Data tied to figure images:

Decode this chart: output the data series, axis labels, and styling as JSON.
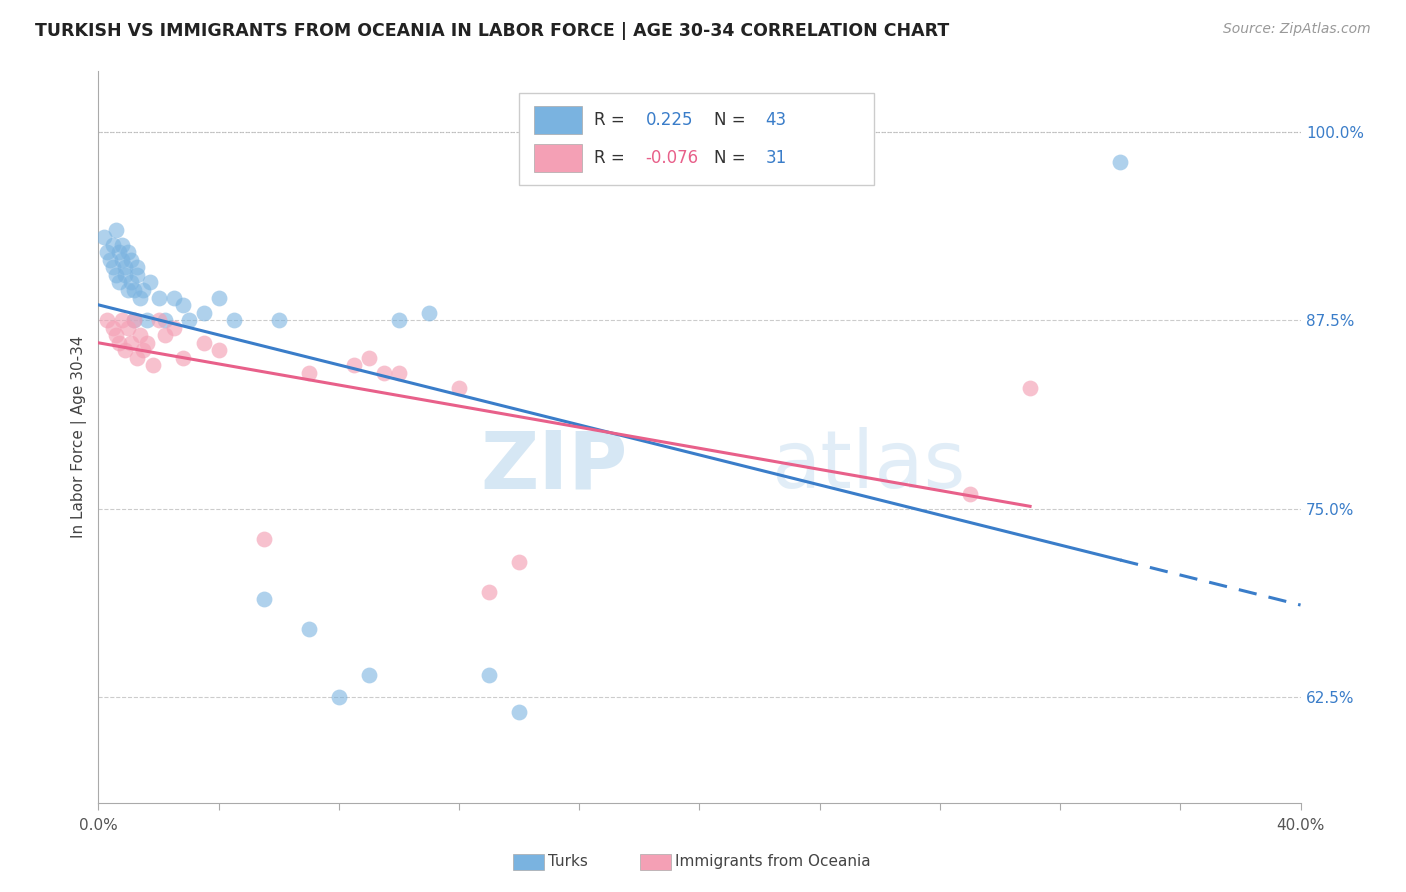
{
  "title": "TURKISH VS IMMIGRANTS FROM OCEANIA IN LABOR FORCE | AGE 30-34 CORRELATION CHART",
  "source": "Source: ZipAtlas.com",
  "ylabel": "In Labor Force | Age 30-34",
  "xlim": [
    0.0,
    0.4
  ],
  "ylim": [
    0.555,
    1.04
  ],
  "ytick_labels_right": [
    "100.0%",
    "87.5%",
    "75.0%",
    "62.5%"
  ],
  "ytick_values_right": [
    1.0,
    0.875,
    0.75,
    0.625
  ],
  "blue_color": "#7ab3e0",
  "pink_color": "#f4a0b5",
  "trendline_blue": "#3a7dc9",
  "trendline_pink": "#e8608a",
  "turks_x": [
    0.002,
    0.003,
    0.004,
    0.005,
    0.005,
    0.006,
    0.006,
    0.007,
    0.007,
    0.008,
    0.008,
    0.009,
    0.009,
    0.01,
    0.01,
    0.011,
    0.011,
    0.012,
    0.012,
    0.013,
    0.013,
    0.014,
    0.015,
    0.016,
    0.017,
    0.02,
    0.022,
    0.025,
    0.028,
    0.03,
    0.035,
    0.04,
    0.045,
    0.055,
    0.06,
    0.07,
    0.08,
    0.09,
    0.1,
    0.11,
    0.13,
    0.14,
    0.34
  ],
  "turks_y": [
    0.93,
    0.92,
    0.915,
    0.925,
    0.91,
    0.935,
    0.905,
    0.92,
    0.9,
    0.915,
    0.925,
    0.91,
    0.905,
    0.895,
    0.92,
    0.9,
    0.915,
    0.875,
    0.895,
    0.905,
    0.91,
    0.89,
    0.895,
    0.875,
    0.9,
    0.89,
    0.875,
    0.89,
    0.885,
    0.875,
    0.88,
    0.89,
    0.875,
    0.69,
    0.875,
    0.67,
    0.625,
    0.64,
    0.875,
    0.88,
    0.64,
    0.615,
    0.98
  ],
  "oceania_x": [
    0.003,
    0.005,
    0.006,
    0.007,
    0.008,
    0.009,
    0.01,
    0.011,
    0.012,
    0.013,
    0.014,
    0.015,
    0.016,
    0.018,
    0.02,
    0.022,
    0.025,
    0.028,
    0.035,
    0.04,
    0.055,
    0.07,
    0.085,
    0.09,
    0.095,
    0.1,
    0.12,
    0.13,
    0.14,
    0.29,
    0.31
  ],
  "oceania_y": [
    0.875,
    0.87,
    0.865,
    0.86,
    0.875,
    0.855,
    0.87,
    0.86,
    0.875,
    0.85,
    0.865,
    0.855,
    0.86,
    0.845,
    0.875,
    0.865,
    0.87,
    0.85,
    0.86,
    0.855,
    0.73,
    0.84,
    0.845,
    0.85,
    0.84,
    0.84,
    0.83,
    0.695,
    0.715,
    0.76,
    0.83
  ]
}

# [Your instructions]
Restate the full listing verbatim and drop every picture.

# [Answer to the exercise]
Decode this chart: output the data series, axis labels, and styling as JSON.
{
  "title": "TURKISH VS IMMIGRANTS FROM OCEANIA IN LABOR FORCE | AGE 30-34 CORRELATION CHART",
  "source": "Source: ZipAtlas.com",
  "ylabel": "In Labor Force | Age 30-34",
  "xlim": [
    0.0,
    0.4
  ],
  "ylim": [
    0.555,
    1.04
  ],
  "ytick_labels_right": [
    "100.0%",
    "87.5%",
    "75.0%",
    "62.5%"
  ],
  "ytick_values_right": [
    1.0,
    0.875,
    0.75,
    0.625
  ],
  "blue_color": "#7ab3e0",
  "pink_color": "#f4a0b5",
  "trendline_blue": "#3a7dc9",
  "trendline_pink": "#e8608a",
  "turks_x": [
    0.002,
    0.003,
    0.004,
    0.005,
    0.005,
    0.006,
    0.006,
    0.007,
    0.007,
    0.008,
    0.008,
    0.009,
    0.009,
    0.01,
    0.01,
    0.011,
    0.011,
    0.012,
    0.012,
    0.013,
    0.013,
    0.014,
    0.015,
    0.016,
    0.017,
    0.02,
    0.022,
    0.025,
    0.028,
    0.03,
    0.035,
    0.04,
    0.045,
    0.055,
    0.06,
    0.07,
    0.08,
    0.09,
    0.1,
    0.11,
    0.13,
    0.14,
    0.34
  ],
  "turks_y": [
    0.93,
    0.92,
    0.915,
    0.925,
    0.91,
    0.935,
    0.905,
    0.92,
    0.9,
    0.915,
    0.925,
    0.91,
    0.905,
    0.895,
    0.92,
    0.9,
    0.915,
    0.875,
    0.895,
    0.905,
    0.91,
    0.89,
    0.895,
    0.875,
    0.9,
    0.89,
    0.875,
    0.89,
    0.885,
    0.875,
    0.88,
    0.89,
    0.875,
    0.69,
    0.875,
    0.67,
    0.625,
    0.64,
    0.875,
    0.88,
    0.64,
    0.615,
    0.98
  ],
  "oceania_x": [
    0.003,
    0.005,
    0.006,
    0.007,
    0.008,
    0.009,
    0.01,
    0.011,
    0.012,
    0.013,
    0.014,
    0.015,
    0.016,
    0.018,
    0.02,
    0.022,
    0.025,
    0.028,
    0.035,
    0.04,
    0.055,
    0.07,
    0.085,
    0.09,
    0.095,
    0.1,
    0.12,
    0.13,
    0.14,
    0.29,
    0.31
  ],
  "oceania_y": [
    0.875,
    0.87,
    0.865,
    0.86,
    0.875,
    0.855,
    0.87,
    0.86,
    0.875,
    0.85,
    0.865,
    0.855,
    0.86,
    0.845,
    0.875,
    0.865,
    0.87,
    0.85,
    0.86,
    0.855,
    0.73,
    0.84,
    0.845,
    0.85,
    0.84,
    0.84,
    0.83,
    0.695,
    0.715,
    0.76,
    0.83
  ]
}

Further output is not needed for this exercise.